Your task is to copy every record exactly.

> _Input data_
::::::
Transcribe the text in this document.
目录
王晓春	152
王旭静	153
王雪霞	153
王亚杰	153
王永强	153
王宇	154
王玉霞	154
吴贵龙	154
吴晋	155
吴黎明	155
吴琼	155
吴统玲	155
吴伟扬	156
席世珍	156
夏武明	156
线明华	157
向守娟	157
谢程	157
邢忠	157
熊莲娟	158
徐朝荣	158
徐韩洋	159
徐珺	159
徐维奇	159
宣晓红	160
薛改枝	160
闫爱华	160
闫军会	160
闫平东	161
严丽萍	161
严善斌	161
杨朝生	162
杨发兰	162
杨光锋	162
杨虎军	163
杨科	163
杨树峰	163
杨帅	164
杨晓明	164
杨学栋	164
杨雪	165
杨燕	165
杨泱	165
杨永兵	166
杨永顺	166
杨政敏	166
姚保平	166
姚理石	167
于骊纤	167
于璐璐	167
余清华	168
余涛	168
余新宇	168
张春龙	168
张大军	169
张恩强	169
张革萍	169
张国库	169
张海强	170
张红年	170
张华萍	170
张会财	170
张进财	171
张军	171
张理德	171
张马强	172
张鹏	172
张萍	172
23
::::::
> _Answer in full_
Transcribe the text in this document.
目录
王晓春	152
王旭静	153
王雪霞	153
王亚杰	153
王永强	153
王宇	154
王玉霞	154
吴贵龙	154
吴晋	155
吴黎明	155
吴琼	155
吴统玲	155
吴伟扬	156
席世珍	156
夏武明	156
线明华	157
向守娟	157
谢程	157
邢忠	157
熊莲娟	158
徐朝荣	158
徐韩洋	159
徐珺	159
徐维奇	159
宣晓红	160
薛改枝	160
闫爱华	160
闫军会	160
闫平东	161
严丽萍	161
严善斌	161
杨朝生	162
杨发兰	162
杨光锋	162
杨虎军	163
杨科	163
杨树峰	163
杨帅	164
杨晓明	164
杨学栋	164
杨雪	165
杨燕	165
杨泱	165
杨永兵	166
杨永顺	166
杨政敏	166
姚保平	166
姚理石	167
于骊纤	167
于璐璐	167
余清华	168
余涛	168
余新宇	168
张春龙	168
张大军	169
张恩强	169
张革萍	169
张国库	169
张海强	170
张红年	170
张华萍	170
张会财	170
张进财	171
张军	171
张理德	171
张马强	172
张鹏	172
张萍	172
23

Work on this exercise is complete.